━━━━━ Listing ━━━━━
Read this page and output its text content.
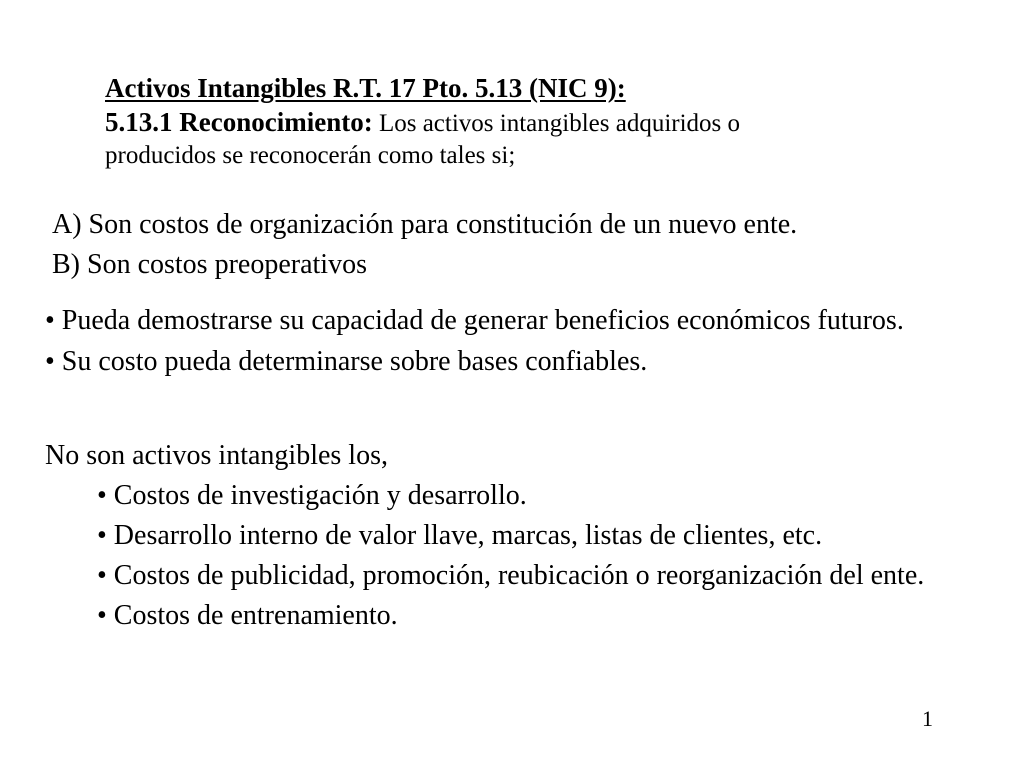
Activos Intangibles R.T. 17 Pto. 5.13 (NIC 9):

5.13.1 Reconocimiento: Los activos intangibles adquiridos o
producidos se reconocerán como tales si;

A) Son costos de organización para constitución de un nuevo ente.
B) Son costos preoperativos
• Pueda demostrarse su capacidad de generar beneficios económicos futuros.
• Su costo pueda determinarse sobre bases confiables.
No son activos intangibles los,
• Costos de investigación y desarrollo.
• Desarrollo interno de valor llave, marcas, listas de clientes, etc.
• Costos de publicidad, promoción, reubicación o reorganización del ente.
• Costos de entrenamiento.
1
━━━━━
*What is required*
Leave out the pictures and copy everything else in the records word for word.

*Completed exercise*
Read this page and output its text content.
Activos Intangibles R.T. 17 Pto. 5.13 (NIC 9):

5.13.1 Reconocimiento: Los activos intangibles adquiridos o
producidos se reconocerán como tales si;

A) Son costos de organización para constitución de un nuevo ente.
B) Son costos preoperativos
• Pueda demostrarse su capacidad de generar beneficios económicos futuros.
• Su costo pueda determinarse sobre bases confiables.
No son activos intangibles los,
• Costos de investigación y desarrollo.
• Desarrollo interno de valor llave, marcas, listas de clientes, etc.
• Costos de publicidad, promoción, reubicación o reorganización del ente.
• Costos de entrenamiento.
1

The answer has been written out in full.